* EXERCISE MATERIAL *
—————
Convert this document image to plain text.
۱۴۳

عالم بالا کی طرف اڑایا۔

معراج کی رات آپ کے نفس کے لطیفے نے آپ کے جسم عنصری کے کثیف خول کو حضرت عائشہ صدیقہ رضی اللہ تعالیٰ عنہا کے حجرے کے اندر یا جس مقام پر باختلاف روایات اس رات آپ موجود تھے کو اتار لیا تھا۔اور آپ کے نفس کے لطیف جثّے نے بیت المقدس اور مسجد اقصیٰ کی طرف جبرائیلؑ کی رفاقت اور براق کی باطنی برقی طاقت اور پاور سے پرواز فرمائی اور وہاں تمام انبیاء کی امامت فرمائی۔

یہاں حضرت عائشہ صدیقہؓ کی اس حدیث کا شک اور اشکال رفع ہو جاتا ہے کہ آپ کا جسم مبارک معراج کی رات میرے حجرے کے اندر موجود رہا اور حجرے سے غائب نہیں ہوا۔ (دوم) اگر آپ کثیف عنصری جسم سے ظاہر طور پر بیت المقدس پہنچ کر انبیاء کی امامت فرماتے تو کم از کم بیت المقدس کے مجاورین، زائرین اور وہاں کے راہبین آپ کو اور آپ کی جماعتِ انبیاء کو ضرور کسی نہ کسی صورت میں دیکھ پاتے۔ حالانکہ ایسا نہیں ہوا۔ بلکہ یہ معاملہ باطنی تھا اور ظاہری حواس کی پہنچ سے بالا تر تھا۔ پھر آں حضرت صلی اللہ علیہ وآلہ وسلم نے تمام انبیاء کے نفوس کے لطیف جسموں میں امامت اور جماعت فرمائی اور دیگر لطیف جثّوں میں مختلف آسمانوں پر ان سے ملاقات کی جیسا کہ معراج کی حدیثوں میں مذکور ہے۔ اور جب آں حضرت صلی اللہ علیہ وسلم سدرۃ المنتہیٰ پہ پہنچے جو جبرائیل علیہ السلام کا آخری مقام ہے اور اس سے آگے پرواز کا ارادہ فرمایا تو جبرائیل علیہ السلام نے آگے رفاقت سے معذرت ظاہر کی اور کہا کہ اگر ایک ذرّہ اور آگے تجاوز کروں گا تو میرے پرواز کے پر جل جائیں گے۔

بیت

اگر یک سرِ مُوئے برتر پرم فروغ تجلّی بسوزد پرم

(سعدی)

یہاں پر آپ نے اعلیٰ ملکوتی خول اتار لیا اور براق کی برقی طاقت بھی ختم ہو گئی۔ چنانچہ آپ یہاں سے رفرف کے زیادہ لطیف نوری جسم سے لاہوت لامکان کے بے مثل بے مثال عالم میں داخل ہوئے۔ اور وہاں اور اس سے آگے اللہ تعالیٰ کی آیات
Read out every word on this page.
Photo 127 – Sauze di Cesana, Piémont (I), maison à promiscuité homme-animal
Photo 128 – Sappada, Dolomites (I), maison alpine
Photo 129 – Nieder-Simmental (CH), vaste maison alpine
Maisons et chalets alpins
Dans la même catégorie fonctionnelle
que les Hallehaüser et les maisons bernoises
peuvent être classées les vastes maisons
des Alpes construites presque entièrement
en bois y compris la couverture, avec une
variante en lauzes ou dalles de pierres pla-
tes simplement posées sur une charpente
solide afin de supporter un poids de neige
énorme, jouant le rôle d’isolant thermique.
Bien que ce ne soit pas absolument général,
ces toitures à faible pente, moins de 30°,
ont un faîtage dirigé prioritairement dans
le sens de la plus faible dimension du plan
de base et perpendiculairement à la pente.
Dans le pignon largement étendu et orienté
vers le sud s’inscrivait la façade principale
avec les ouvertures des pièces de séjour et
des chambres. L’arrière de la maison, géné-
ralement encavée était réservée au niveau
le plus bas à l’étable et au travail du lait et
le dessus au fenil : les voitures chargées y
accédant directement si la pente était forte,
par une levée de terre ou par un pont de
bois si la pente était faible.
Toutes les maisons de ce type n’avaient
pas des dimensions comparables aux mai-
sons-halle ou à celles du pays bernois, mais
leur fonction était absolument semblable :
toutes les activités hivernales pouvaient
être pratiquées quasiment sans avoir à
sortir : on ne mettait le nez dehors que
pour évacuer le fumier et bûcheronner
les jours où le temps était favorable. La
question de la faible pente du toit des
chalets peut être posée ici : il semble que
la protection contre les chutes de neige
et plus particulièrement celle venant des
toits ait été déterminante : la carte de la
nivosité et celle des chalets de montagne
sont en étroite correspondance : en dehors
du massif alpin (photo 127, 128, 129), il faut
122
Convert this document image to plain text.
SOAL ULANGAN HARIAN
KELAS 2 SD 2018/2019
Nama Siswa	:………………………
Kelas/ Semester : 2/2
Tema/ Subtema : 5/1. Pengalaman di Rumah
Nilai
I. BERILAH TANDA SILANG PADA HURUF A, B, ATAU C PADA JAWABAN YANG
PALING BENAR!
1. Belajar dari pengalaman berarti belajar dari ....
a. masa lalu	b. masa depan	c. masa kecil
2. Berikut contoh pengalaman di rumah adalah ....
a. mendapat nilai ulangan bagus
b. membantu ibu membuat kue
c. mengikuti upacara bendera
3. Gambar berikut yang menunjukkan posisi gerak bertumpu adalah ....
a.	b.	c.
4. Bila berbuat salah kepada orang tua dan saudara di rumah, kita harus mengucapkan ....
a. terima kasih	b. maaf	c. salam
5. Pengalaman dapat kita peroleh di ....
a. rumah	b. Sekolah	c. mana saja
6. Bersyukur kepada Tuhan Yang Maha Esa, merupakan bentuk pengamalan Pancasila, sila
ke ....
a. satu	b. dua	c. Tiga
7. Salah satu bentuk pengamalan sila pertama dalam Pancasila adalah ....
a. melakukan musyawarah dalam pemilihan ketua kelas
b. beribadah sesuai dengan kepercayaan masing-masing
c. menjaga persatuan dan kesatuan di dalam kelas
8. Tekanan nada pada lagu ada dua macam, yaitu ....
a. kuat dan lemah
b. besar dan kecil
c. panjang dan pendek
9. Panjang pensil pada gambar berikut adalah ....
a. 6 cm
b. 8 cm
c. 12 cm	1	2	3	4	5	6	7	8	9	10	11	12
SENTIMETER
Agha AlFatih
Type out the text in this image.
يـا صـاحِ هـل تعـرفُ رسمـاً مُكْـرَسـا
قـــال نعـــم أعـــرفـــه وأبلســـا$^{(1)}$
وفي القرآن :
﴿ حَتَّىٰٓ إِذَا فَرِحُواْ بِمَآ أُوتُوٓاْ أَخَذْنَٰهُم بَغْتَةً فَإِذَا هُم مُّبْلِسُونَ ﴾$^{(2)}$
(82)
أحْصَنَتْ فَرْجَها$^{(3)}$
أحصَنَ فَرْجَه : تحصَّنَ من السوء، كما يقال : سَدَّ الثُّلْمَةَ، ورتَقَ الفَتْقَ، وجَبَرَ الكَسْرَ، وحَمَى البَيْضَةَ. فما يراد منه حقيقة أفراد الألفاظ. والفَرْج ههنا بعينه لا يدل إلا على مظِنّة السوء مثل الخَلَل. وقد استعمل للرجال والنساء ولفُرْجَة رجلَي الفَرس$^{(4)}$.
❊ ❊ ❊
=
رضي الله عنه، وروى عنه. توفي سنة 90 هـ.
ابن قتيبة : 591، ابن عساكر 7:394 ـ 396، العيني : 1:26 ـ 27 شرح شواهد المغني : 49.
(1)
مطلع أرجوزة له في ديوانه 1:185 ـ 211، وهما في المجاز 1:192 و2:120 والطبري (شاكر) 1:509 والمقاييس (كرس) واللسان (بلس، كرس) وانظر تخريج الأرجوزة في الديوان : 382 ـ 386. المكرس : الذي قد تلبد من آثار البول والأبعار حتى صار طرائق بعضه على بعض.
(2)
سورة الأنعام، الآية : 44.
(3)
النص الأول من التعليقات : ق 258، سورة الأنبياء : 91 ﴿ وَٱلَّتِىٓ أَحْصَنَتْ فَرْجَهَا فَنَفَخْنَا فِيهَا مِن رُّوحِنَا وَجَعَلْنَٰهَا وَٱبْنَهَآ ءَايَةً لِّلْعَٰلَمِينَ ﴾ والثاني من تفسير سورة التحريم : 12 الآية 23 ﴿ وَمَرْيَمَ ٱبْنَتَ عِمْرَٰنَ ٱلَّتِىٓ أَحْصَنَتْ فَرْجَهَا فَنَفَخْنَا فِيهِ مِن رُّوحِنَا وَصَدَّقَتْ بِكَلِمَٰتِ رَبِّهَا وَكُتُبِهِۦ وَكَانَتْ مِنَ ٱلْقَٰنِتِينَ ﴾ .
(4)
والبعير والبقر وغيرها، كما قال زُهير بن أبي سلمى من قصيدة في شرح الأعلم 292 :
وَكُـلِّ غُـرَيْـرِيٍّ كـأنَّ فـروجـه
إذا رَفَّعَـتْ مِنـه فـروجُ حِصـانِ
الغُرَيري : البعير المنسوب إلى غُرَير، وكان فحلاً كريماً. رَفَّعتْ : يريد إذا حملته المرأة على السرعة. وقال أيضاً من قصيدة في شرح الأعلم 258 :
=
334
—————
* WRITTEN PROBLEM *
From the entries above, copy every line containing the word "الآية".

* TASK SOLUTION *
سورة الأنعام، الآية : 44.
النص الأول من التعليقات : ق 258، سورة الأنبياء : 91 ﴿ وَٱلَّتِىٓ أَحْصَنَتْ فَرْجَهَا فَنَفَخْنَا فِيهَا مِن رُّوحِنَا وَجَعَلْنَٰهَا وَٱبْنَهَآ ءَايَةً لِّلْعَٰلَمِينَ ﴾ والثاني من تفسير سورة التحريم : 12 الآية 23 ﴿ وَمَرْيَمَ ٱبْنَتَ عِمْرَٰنَ ٱلَّتِىٓ أَحْصَنَتْ فَرْجَهَا فَنَفَخْنَا فِيهِ مِن رُّوحِنَا وَصَدَّقَتْ بِكَلِمَٰتِ رَبِّهَا وَكُتُبِهِۦ وَكَانَتْ مِنَ ٱلْقَٰنِتِينَ ﴾ .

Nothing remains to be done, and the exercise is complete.